What you will do -> Write the material out again in full, exactly.

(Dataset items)
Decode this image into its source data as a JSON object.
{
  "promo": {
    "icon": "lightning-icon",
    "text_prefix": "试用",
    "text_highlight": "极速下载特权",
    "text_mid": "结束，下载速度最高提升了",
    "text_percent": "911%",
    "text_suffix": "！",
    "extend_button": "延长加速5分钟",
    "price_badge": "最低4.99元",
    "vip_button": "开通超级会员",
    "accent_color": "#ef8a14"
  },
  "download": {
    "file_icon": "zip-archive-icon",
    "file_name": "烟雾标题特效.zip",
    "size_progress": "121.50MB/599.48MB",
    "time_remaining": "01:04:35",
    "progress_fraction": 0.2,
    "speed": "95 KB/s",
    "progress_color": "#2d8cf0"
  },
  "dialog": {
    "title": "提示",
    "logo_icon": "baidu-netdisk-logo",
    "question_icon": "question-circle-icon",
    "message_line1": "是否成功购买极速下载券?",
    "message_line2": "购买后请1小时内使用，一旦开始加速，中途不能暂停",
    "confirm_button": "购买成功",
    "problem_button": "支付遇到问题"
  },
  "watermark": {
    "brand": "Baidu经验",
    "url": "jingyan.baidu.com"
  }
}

Expected output ->
Decode this image into its source data as a JSON object.
{
  "promo": {
    "icon": "lightning-icon",
    "text_prefix": "试用",
    "text_highlight": "极速下载特权",
    "text_mid": "结束，下载速度最高提升了",
    "text_percent": "911%",
    "text_suffix": "！",
    "extend_button": "延长加速5分钟",
    "price_badge": "最低4.99元",
    "vip_button": "开通超级会员",
    "accent_color": "#ef8a14"
  },
  "download": {
    "file_icon": "zip-archive-icon",
    "file_name": "烟雾标题特效.zip",
    "size_progress": "121.50MB/599.48MB",
    "time_remaining": "01:04:35",
    "progress_fraction": 0.2,
    "speed": "95 KB/s",
    "progress_color": "#2d8cf0"
  },
  "dialog": {
    "title": "提示",
    "logo_icon": "baidu-netdisk-logo",
    "question_icon": "question-circle-icon",
    "message_line1": "是否成功购买极速下载券?",
    "message_line2": "购买后请1小时内使用，一旦开始加速，中途不能暂停",
    "confirm_button": "购买成功",
    "problem_button": "支付遇到问题"
  },
  "watermark": {
    "brand": "Baidu经验",
    "url": "jingyan.baidu.com"
  }
}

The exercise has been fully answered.